What you will do: Exactly as given, write out the lines from the one containing "Extract the chart's" through the end of the listing, with both ends included and nothing else.

Data for this task:
=-=-=-=-=
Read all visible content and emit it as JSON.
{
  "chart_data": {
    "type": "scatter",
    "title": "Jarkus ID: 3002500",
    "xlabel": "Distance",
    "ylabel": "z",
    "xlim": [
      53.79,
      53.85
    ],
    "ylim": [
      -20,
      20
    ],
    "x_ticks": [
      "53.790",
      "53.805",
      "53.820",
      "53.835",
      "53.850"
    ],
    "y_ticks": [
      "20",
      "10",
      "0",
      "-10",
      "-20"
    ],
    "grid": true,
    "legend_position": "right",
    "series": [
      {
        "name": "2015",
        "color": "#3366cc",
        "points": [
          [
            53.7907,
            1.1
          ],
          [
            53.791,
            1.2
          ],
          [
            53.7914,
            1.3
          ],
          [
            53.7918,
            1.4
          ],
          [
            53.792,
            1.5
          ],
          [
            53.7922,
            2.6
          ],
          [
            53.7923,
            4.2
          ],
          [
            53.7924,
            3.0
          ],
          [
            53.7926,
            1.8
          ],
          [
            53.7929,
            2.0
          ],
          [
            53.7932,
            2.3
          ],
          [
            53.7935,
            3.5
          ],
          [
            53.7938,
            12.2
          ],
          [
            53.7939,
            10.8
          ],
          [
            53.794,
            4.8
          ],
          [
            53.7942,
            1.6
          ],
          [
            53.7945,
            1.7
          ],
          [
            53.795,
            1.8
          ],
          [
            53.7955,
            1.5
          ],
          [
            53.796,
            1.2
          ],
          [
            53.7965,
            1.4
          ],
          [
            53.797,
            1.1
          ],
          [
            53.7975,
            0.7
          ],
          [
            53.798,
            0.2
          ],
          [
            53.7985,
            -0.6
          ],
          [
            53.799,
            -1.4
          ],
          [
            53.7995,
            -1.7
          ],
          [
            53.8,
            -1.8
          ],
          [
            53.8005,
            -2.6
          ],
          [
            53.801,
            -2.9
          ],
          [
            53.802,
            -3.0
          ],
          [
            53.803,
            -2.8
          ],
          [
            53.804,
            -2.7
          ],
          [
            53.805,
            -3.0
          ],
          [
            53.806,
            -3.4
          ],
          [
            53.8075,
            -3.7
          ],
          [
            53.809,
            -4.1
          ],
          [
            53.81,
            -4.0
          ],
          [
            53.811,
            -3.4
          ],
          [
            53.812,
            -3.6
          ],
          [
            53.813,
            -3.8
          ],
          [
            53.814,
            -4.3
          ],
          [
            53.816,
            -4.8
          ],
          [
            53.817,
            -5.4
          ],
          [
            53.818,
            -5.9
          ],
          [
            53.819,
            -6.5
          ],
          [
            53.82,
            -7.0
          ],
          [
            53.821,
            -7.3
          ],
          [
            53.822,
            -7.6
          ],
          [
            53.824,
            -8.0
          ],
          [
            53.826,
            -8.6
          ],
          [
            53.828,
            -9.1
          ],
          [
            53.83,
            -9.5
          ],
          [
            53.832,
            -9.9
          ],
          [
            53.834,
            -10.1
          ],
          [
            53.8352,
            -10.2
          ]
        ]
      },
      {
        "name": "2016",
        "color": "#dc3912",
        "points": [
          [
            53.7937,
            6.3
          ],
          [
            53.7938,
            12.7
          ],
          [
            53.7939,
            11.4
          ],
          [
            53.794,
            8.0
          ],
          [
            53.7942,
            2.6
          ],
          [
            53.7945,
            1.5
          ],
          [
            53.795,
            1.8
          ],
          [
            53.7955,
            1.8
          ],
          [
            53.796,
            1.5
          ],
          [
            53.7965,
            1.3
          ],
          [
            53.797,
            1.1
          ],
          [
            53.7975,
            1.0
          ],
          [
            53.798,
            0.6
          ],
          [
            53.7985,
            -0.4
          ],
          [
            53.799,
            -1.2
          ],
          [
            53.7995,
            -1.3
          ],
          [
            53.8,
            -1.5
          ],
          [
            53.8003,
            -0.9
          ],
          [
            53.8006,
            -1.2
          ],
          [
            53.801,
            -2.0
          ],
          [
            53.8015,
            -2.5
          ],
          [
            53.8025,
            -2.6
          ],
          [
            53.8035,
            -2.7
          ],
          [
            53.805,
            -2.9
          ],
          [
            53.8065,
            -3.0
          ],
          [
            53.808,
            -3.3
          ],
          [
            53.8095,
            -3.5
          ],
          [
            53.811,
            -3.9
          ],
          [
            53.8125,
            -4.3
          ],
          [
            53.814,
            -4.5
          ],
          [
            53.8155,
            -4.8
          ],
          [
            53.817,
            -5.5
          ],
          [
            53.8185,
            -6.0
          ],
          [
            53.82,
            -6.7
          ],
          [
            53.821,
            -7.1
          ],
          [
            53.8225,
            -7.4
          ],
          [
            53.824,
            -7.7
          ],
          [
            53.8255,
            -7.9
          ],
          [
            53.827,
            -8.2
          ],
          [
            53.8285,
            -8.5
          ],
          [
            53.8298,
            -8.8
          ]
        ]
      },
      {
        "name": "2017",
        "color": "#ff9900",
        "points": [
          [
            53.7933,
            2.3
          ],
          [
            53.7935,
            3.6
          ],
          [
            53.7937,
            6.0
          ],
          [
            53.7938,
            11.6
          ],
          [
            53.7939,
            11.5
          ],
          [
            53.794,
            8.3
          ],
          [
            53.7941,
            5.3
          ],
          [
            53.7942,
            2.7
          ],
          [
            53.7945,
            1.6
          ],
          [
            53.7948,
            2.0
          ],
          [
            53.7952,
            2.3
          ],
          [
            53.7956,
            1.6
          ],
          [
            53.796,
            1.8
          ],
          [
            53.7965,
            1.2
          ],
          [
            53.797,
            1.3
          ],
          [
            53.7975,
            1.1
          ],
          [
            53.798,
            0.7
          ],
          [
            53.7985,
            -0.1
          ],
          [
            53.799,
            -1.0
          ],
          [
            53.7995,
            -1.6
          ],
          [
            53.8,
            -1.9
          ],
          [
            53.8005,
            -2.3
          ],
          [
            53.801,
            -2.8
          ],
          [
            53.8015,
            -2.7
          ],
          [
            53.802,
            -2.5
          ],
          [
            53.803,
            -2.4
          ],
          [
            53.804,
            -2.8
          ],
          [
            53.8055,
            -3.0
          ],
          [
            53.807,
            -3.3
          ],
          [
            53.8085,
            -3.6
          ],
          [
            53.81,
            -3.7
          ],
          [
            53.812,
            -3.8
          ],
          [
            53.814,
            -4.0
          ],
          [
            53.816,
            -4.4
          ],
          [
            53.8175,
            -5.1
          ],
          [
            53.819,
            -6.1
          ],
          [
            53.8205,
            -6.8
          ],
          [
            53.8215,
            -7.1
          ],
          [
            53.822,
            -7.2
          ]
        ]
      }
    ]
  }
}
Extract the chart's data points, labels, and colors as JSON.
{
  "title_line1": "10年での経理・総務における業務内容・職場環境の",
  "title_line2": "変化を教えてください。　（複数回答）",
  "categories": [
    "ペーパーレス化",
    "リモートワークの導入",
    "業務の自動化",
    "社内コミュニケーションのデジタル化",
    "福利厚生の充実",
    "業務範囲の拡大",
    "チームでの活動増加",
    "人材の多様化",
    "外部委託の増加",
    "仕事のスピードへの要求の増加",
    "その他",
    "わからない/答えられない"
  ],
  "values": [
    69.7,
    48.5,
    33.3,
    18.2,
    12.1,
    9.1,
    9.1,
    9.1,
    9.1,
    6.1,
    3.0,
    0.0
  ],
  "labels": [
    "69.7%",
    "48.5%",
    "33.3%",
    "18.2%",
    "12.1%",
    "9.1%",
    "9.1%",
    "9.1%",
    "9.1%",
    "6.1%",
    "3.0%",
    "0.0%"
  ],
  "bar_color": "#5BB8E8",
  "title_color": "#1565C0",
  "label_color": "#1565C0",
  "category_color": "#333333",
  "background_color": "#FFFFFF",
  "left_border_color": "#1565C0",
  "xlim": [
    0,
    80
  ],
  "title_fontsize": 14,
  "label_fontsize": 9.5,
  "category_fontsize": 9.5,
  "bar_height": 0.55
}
=-=-=-=-=
Full answer:
Extract the chart's data points, labels, and colors as JSON.
{
  "title_line1": "10年での経理・総務における業務内容・職場環境の",
  "title_line2": "変化を教えてください。　（複数回答）",
  "categories": [
    "ペーパーレス化",
    "リモートワークの導入",
    "業務の自動化",
    "社内コミュニケーションのデジタル化",
    "福利厚生の充実",
    "業務範囲の拡大",
    "チームでの活動増加",
    "人材の多様化",
    "外部委託の増加",
    "仕事のスピードへの要求の増加",
    "その他",
    "わからない/答えられない"
  ],
  "values": [
    69.7,
    48.5,
    33.3,
    18.2,
    12.1,
    9.1,
    9.1,
    9.1,
    9.1,
    6.1,
    3.0,
    0.0
  ],
  "labels": [
    "69.7%",
    "48.5%",
    "33.3%",
    "18.2%",
    "12.1%",
    "9.1%",
    "9.1%",
    "9.1%",
    "9.1%",
    "6.1%",
    "3.0%",
    "0.0%"
  ],
  "bar_color": "#5BB8E8",
  "title_color": "#1565C0",
  "label_color": "#1565C0",
  "category_color": "#333333",
  "background_color": "#FFFFFF",
  "left_border_color": "#1565C0",
  "xlim": [
    0,
    80
  ],
  "title_fontsize": 14,
  "label_fontsize": 9.5,
  "category_fontsize": 9.5,
  "bar_height": 0.55
}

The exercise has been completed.